Requirement: Select all lines in the records that include "structured".

==== Records provided

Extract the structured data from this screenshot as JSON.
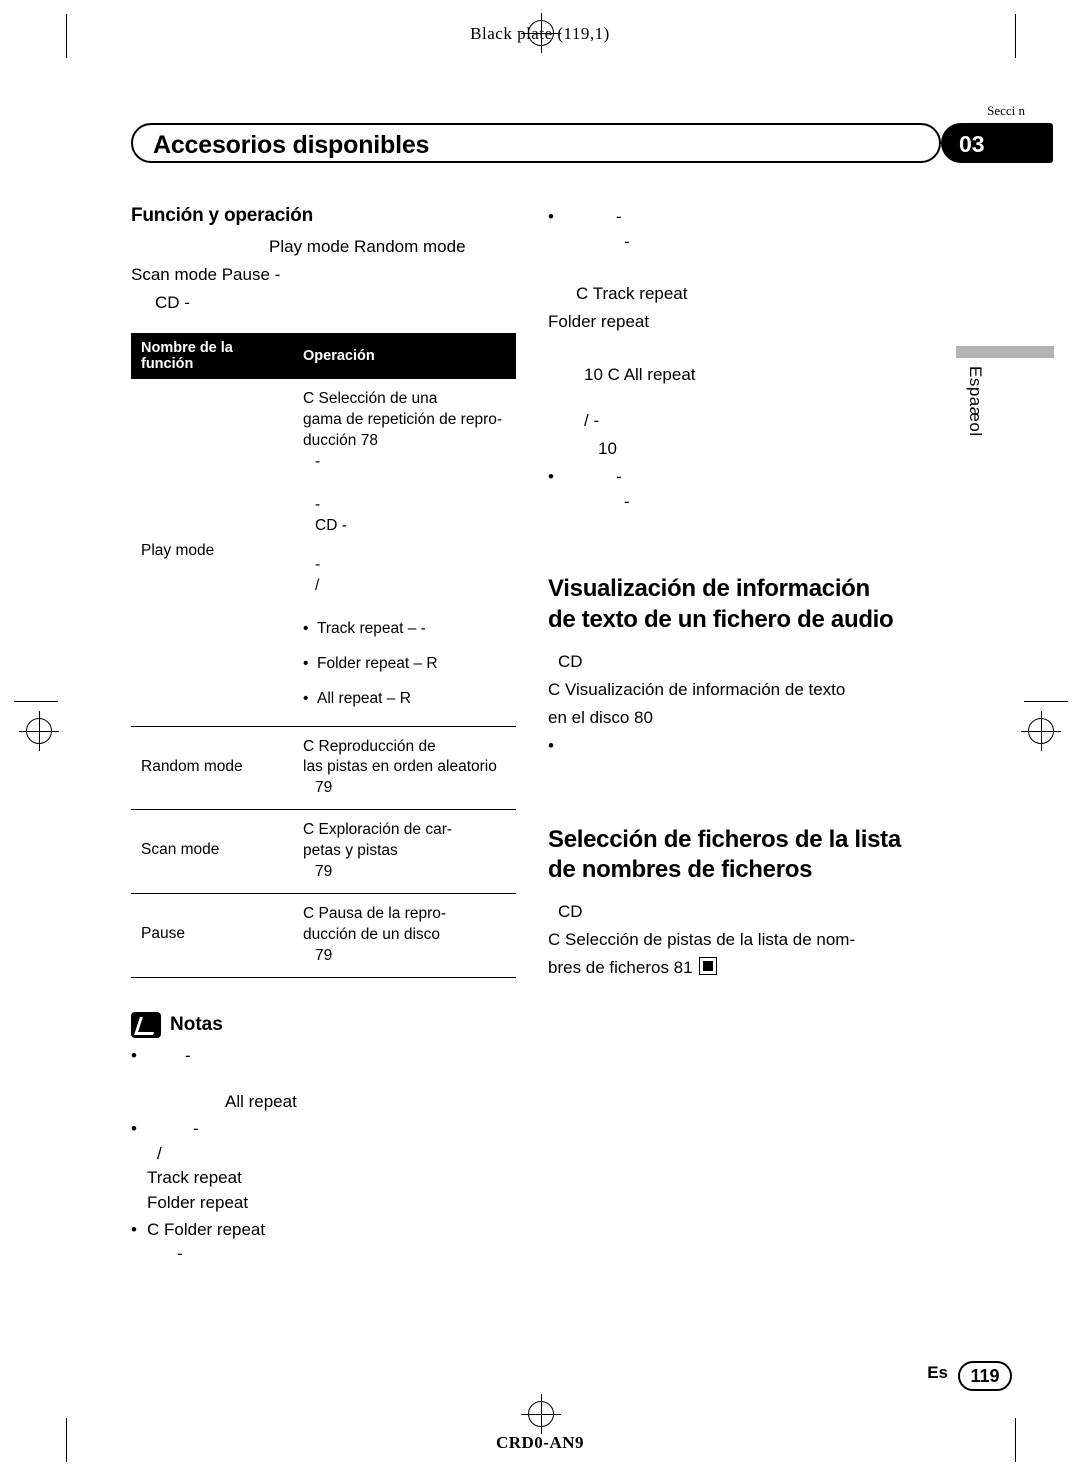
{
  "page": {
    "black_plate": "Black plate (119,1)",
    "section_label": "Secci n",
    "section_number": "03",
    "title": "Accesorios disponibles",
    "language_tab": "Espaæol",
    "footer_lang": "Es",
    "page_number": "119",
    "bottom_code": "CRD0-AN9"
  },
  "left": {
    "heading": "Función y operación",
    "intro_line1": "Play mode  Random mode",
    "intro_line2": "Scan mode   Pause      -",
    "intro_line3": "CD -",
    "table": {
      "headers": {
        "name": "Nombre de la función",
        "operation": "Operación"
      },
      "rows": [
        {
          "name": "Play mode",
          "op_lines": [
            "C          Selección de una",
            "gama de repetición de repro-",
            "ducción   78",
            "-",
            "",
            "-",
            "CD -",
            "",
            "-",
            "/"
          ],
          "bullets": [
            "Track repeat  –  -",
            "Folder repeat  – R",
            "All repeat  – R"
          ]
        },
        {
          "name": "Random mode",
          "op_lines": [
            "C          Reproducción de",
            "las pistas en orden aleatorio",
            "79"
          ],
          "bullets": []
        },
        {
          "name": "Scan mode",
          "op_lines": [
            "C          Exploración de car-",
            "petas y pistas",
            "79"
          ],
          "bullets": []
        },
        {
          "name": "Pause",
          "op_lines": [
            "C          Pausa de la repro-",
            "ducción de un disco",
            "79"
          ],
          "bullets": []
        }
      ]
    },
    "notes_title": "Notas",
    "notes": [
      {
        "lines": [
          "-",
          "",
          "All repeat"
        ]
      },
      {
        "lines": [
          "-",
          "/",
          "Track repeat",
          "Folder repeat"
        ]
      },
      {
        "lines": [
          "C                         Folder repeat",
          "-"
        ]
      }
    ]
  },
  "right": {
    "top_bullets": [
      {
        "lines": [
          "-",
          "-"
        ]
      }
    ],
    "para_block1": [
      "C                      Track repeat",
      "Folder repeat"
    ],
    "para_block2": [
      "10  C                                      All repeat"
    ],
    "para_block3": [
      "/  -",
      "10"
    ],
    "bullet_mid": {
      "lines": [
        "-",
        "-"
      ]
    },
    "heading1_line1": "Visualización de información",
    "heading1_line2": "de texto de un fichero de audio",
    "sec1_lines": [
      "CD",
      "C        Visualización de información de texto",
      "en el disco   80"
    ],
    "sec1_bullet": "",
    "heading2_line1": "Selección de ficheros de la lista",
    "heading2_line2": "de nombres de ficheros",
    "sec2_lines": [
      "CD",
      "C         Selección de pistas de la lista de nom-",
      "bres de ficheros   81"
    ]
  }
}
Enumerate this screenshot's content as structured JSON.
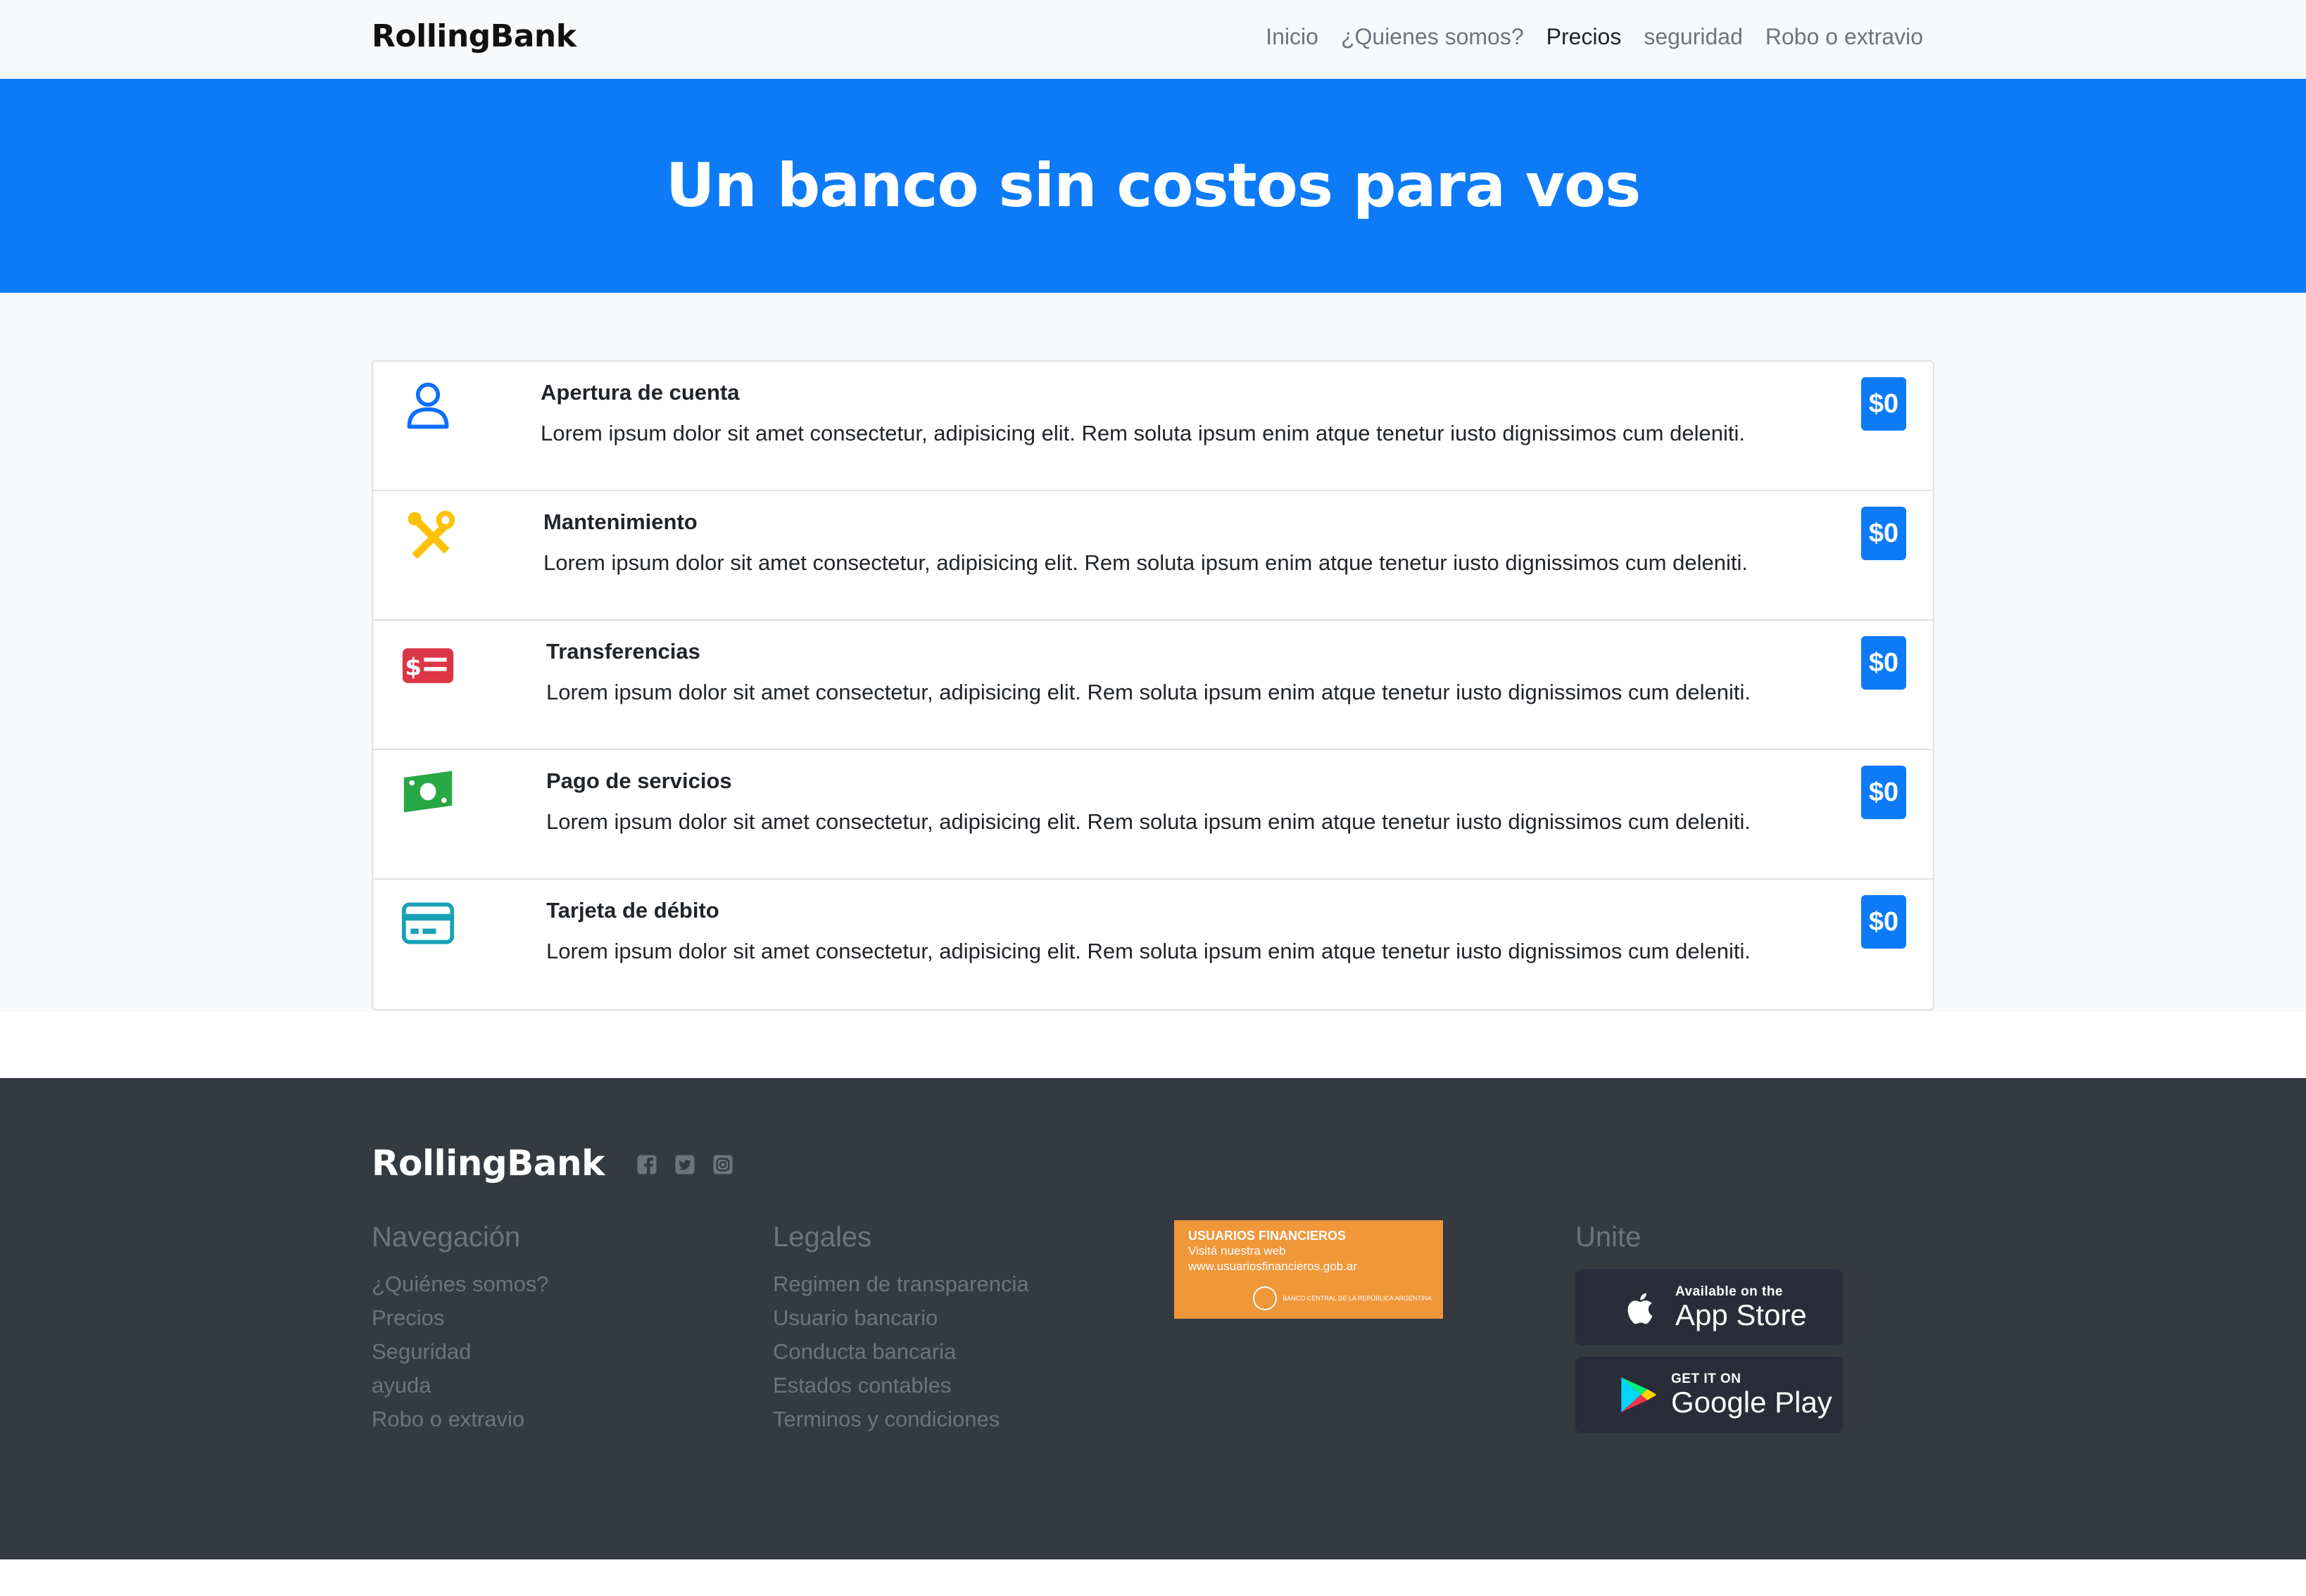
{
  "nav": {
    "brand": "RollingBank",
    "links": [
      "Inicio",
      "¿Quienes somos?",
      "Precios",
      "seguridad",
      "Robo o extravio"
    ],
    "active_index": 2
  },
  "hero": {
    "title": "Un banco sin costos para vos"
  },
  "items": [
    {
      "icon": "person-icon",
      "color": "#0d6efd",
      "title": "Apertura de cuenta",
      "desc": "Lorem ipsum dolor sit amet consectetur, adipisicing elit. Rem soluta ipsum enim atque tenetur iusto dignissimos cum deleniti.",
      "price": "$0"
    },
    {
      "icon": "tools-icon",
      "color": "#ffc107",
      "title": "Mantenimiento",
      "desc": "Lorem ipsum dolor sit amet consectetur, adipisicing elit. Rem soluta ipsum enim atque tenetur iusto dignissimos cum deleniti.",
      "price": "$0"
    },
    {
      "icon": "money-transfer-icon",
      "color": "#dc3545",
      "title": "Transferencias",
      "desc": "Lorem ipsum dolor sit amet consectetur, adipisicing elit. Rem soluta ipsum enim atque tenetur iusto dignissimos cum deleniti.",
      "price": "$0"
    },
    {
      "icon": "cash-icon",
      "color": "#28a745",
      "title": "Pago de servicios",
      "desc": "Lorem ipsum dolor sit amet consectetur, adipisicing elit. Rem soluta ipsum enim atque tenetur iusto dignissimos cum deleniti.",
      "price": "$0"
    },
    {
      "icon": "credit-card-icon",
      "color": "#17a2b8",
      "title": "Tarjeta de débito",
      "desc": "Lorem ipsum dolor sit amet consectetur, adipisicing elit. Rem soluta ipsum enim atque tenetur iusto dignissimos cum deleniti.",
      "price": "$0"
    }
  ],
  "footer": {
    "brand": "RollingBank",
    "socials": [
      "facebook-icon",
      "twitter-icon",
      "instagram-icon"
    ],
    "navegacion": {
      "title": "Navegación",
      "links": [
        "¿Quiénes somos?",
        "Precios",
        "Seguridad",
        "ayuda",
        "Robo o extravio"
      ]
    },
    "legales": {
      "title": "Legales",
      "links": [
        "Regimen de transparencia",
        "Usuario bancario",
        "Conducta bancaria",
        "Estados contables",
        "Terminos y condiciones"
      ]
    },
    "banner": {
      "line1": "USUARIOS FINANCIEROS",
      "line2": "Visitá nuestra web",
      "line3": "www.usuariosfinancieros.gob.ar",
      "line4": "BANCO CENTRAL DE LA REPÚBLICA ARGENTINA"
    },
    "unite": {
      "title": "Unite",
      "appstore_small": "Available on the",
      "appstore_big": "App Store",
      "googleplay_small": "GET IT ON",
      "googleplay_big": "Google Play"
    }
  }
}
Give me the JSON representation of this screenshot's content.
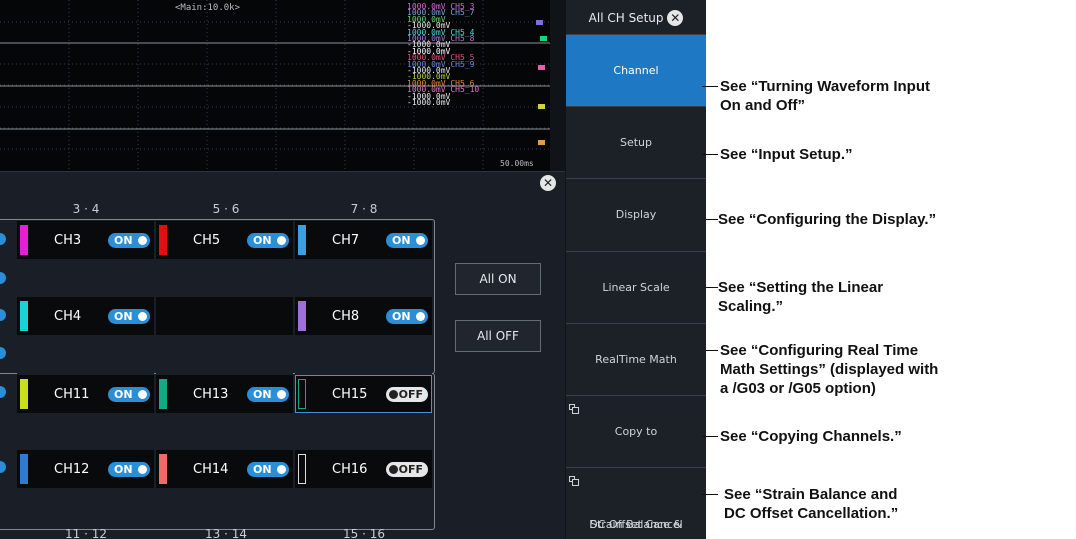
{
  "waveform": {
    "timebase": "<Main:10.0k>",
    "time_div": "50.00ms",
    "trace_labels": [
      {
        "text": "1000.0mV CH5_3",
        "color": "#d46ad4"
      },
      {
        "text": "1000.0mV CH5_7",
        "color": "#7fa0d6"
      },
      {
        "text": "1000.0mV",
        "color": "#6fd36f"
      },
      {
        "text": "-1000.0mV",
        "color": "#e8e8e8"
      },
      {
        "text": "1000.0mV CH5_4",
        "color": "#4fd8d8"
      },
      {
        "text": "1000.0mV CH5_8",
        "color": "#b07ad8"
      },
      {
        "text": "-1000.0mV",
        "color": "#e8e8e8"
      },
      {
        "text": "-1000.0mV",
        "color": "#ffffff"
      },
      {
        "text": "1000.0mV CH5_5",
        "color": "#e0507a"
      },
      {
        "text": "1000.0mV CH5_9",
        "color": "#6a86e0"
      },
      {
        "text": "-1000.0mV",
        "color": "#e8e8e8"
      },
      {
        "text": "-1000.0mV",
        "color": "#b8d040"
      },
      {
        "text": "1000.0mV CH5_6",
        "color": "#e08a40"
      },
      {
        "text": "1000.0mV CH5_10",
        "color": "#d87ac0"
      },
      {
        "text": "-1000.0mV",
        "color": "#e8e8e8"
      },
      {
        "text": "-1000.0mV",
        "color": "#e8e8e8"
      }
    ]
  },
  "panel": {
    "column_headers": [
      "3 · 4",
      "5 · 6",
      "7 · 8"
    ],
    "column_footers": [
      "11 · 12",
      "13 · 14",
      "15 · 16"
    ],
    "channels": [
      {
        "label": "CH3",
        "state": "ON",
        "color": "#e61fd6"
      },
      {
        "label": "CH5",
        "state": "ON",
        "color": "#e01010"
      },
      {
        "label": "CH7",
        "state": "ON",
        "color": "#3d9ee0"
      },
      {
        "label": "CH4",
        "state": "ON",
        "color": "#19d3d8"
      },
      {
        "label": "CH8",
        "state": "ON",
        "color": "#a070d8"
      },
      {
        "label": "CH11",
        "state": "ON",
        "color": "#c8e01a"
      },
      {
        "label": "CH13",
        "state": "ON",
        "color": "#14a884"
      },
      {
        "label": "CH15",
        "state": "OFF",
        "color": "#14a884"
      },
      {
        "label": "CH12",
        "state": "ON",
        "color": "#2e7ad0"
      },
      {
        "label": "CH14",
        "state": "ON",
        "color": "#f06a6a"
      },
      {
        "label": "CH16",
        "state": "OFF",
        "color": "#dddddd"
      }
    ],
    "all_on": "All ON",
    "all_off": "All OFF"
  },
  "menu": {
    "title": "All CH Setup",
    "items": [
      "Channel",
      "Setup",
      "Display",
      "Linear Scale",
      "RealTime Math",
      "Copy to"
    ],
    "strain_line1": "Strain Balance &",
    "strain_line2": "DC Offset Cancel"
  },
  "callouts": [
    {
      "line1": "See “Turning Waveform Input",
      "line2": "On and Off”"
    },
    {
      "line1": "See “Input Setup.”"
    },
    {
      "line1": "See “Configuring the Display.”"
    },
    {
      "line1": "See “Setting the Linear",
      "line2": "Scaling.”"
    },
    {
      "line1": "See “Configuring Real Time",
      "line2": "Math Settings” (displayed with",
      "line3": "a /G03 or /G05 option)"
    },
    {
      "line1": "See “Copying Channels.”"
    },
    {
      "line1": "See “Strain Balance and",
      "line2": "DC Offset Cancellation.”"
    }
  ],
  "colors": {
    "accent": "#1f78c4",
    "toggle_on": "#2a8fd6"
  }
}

========

Written reply:
Extract the structured data from this screenshot as JSON.
Enumerate this screenshot's content as structured JSON.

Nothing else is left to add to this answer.